_The task_:
Look through the listing below and give the number of lines that hold "JSON". Say nothing more.

_Extracted material_:
# # # # #

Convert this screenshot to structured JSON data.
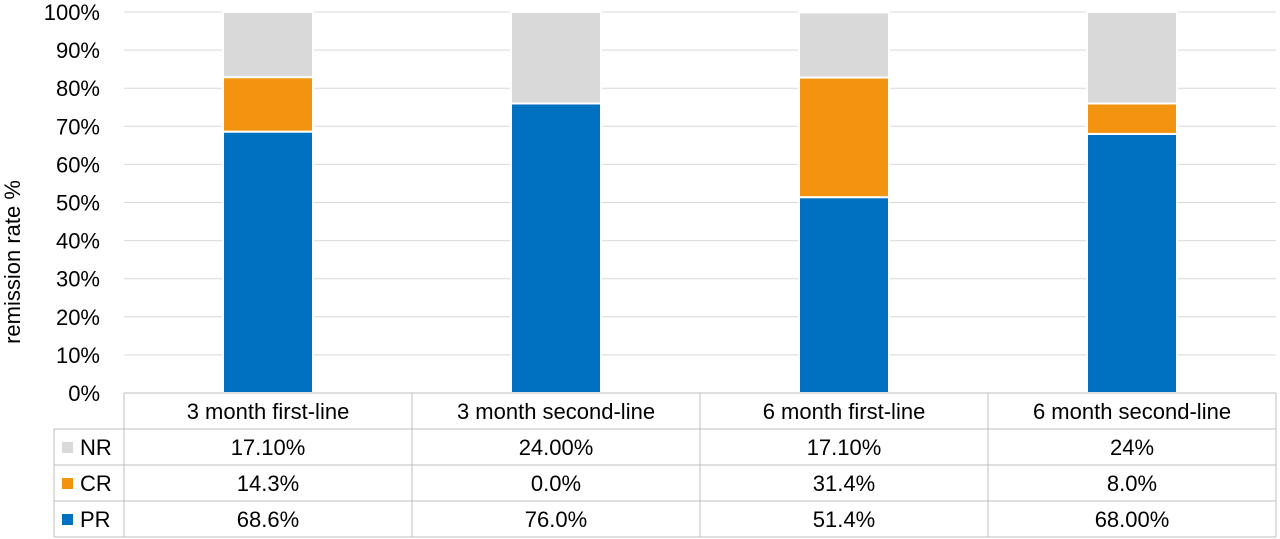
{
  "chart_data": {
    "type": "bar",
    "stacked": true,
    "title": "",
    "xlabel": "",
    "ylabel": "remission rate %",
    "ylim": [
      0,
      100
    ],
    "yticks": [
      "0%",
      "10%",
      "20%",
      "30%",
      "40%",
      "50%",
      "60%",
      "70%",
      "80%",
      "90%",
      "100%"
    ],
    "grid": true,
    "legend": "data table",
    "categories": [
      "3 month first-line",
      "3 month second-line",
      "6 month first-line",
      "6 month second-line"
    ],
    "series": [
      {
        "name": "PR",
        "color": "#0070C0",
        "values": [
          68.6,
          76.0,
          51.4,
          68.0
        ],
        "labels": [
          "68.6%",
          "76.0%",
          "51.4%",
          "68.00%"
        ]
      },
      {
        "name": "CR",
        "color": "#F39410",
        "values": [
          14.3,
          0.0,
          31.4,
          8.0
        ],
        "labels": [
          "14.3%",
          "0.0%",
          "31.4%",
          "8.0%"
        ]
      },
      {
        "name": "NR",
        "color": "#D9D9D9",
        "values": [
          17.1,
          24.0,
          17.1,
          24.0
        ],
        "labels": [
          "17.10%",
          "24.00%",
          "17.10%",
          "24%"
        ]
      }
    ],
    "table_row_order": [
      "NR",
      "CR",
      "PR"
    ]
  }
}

# # # # #

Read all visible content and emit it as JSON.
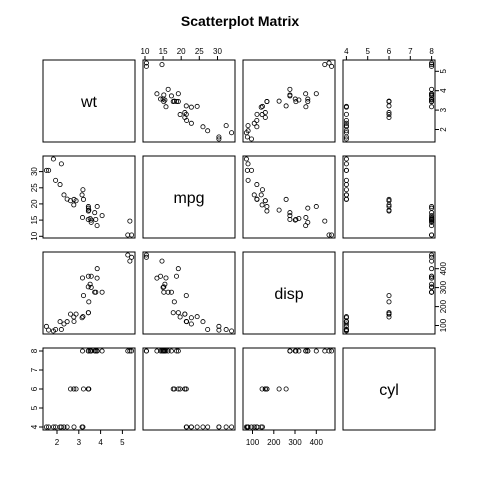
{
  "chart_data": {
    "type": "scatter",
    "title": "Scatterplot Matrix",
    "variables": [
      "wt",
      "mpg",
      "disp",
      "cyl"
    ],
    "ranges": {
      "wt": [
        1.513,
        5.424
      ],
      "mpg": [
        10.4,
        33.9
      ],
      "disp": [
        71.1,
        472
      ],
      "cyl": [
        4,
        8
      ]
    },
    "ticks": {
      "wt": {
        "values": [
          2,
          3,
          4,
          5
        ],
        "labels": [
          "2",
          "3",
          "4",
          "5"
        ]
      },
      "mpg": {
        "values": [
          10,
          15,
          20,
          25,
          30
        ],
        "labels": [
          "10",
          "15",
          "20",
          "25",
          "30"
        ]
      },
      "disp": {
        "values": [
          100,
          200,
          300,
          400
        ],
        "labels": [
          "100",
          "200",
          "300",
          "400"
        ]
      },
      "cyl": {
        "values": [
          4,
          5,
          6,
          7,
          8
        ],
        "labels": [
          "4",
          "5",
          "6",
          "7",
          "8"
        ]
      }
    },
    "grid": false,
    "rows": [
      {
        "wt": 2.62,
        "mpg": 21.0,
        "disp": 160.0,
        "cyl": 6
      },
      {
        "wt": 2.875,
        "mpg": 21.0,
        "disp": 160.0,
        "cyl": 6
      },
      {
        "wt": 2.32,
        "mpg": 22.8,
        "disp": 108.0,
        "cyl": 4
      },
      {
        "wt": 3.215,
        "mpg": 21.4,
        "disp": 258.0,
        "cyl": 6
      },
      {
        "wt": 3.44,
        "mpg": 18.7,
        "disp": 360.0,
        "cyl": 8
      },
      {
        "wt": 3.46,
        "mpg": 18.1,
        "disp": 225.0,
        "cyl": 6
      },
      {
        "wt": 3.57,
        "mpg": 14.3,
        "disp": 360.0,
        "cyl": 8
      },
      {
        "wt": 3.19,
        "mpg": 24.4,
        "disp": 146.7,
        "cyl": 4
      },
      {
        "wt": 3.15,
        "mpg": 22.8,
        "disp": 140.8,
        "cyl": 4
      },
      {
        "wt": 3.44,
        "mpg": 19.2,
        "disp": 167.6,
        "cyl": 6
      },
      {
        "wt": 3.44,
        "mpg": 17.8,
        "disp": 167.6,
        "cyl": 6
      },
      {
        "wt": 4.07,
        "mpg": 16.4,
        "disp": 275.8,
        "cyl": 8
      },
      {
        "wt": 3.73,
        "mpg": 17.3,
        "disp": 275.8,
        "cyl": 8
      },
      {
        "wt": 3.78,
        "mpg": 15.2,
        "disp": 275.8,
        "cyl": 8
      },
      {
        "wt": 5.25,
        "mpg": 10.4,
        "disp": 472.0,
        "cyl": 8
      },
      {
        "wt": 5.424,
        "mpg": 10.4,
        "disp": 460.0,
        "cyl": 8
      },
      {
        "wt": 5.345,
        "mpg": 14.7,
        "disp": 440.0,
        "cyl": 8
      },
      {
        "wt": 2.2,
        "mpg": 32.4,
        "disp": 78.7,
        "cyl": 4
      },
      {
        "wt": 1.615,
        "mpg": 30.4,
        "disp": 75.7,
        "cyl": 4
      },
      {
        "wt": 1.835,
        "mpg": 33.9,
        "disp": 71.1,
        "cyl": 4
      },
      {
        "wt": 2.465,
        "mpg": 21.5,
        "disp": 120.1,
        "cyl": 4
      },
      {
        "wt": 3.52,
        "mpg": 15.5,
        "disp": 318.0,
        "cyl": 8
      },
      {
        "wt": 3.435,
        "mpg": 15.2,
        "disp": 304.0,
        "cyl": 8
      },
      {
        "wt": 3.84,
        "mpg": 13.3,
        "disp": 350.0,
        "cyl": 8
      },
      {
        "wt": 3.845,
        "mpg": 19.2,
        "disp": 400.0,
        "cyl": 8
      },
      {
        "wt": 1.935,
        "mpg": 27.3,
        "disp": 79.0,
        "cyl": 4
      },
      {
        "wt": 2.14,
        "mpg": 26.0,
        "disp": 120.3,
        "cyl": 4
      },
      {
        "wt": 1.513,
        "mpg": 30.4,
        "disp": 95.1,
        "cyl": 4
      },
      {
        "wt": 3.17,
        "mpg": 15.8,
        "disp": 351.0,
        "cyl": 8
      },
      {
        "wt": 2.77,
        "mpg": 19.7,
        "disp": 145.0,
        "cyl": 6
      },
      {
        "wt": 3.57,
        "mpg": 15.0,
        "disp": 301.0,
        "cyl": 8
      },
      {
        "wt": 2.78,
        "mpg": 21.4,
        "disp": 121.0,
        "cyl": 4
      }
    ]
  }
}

# # # # #

_Full response_:
2